-- Start Dataset entries --
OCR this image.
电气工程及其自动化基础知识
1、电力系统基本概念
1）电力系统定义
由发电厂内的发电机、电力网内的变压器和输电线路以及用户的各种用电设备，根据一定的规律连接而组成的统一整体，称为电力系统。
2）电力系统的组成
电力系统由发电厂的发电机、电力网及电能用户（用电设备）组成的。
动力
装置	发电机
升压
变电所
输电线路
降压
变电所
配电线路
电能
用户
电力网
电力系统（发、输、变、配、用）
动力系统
-- End Dataset entries --
-- Start Dataset entries --
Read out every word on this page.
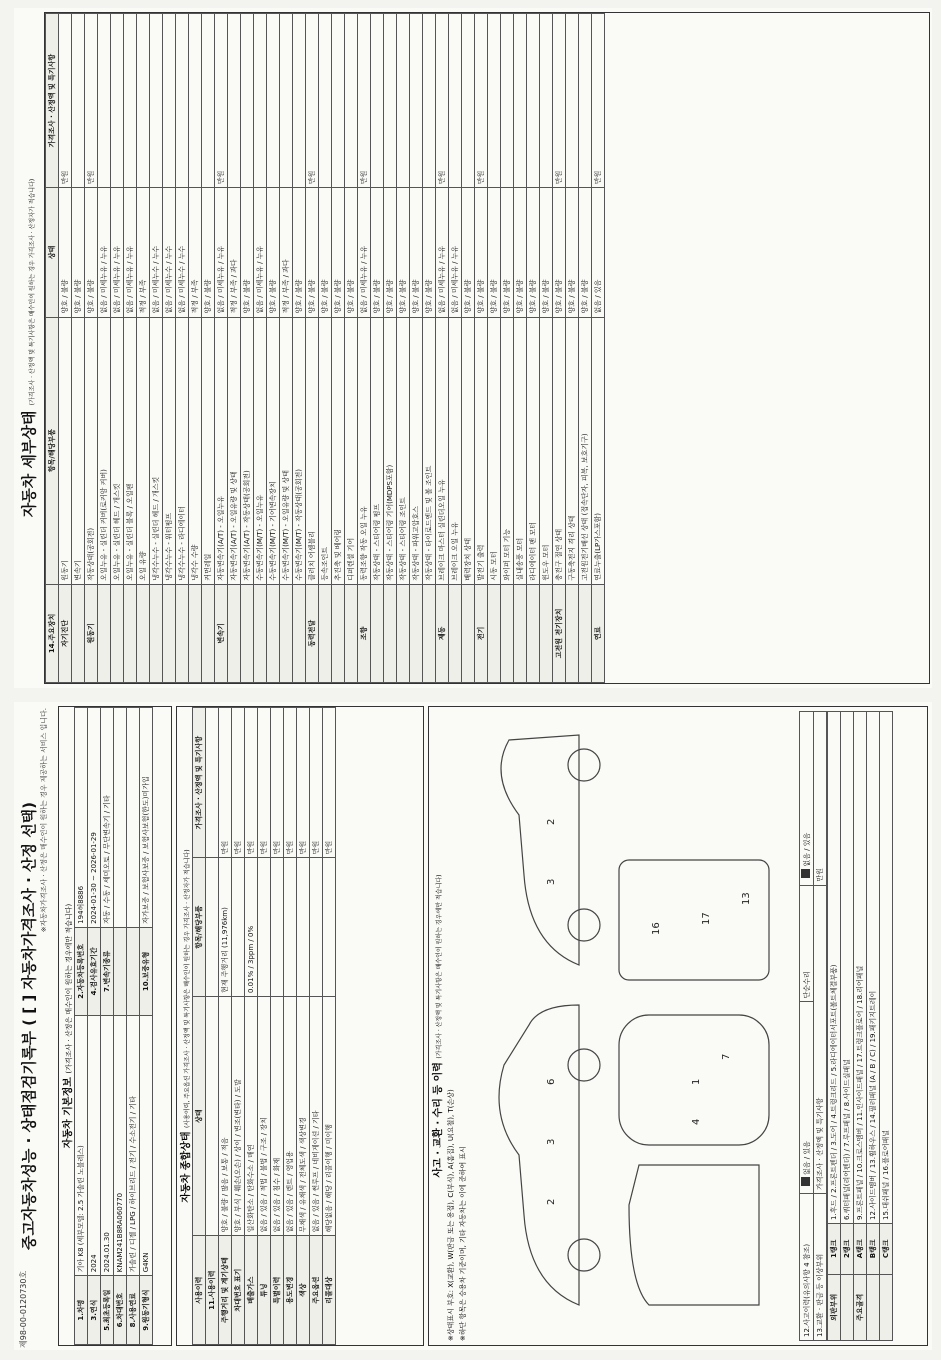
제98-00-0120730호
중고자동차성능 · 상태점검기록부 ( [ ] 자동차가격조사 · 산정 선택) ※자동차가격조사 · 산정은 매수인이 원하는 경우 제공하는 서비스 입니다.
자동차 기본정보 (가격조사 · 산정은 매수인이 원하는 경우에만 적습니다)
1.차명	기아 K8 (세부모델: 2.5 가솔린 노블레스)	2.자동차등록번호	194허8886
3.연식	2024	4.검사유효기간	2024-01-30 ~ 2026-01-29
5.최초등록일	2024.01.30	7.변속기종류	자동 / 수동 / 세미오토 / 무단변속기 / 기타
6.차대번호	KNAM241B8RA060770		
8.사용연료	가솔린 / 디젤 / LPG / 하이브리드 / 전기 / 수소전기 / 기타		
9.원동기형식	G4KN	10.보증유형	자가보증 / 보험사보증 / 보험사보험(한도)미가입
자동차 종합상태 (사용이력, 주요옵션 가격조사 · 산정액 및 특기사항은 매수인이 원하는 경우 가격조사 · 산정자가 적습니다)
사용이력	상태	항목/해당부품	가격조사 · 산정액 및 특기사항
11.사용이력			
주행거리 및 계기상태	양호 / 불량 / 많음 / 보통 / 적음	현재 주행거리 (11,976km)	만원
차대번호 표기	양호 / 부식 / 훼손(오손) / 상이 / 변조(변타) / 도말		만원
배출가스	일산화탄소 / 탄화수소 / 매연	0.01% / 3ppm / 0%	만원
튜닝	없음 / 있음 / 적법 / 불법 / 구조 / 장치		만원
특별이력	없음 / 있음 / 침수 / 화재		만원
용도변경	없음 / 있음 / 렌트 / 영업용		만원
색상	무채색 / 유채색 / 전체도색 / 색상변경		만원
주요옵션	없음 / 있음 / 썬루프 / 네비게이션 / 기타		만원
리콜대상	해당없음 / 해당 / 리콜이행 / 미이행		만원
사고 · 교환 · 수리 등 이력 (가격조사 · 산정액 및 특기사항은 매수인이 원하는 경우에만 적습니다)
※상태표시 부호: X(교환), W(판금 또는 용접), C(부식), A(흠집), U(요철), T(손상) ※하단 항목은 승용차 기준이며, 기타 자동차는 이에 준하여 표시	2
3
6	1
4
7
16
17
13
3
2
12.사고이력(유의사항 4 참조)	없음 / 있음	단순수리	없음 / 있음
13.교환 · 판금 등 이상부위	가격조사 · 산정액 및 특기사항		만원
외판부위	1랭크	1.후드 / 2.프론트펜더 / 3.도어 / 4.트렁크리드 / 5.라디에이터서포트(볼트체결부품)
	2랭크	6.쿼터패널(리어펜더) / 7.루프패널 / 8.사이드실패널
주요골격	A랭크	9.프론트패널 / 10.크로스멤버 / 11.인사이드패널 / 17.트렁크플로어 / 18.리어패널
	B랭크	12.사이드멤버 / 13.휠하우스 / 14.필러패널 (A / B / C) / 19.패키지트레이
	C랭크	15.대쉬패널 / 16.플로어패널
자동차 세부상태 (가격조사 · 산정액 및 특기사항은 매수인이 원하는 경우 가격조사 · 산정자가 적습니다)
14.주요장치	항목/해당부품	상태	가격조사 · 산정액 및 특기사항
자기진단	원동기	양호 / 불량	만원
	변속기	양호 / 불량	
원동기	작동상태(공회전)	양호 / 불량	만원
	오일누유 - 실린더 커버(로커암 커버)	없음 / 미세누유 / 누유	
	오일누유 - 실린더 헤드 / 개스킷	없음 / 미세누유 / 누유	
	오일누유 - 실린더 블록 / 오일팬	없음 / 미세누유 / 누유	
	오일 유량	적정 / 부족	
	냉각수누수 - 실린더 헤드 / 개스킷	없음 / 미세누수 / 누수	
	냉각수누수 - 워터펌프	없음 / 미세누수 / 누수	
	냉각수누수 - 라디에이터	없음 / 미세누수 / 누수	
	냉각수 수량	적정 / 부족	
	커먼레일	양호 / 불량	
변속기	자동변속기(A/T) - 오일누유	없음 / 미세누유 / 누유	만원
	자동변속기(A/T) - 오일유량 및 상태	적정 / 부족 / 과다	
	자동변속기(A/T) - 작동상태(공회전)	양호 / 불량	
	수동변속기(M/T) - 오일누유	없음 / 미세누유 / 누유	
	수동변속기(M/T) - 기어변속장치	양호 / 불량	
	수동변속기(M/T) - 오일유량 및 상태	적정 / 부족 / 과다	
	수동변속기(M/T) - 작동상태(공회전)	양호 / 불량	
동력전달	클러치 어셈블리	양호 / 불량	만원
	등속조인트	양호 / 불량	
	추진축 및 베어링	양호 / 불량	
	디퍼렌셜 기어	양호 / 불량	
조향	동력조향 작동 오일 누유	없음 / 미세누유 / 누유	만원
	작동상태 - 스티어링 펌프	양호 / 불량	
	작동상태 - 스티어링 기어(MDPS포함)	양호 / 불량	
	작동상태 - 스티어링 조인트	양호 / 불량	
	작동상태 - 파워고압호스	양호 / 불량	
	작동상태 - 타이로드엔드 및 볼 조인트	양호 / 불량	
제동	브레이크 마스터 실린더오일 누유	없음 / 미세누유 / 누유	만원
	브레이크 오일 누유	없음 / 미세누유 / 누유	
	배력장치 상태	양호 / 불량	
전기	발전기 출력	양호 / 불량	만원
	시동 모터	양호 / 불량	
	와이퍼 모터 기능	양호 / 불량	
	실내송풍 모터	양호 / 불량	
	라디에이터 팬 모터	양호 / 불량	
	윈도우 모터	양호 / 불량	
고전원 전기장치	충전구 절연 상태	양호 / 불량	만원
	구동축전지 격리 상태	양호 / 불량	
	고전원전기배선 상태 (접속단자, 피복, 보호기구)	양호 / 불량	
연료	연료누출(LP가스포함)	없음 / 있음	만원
-- End Dataset entries --
== What is expected ==
Which lines contain the word "주요옵션"? Copy each one.

== Result of this exercise ==
자동차 종합상태 (사용이력, 주요옵션 가격조사 · 산정액 및 특기사항은 매수인이 원하는 경우 가격조사 · 산정자가 적습니다)
주요옵션	없음 / 있음 / 썬루프 / 네비게이션 / 기타		만원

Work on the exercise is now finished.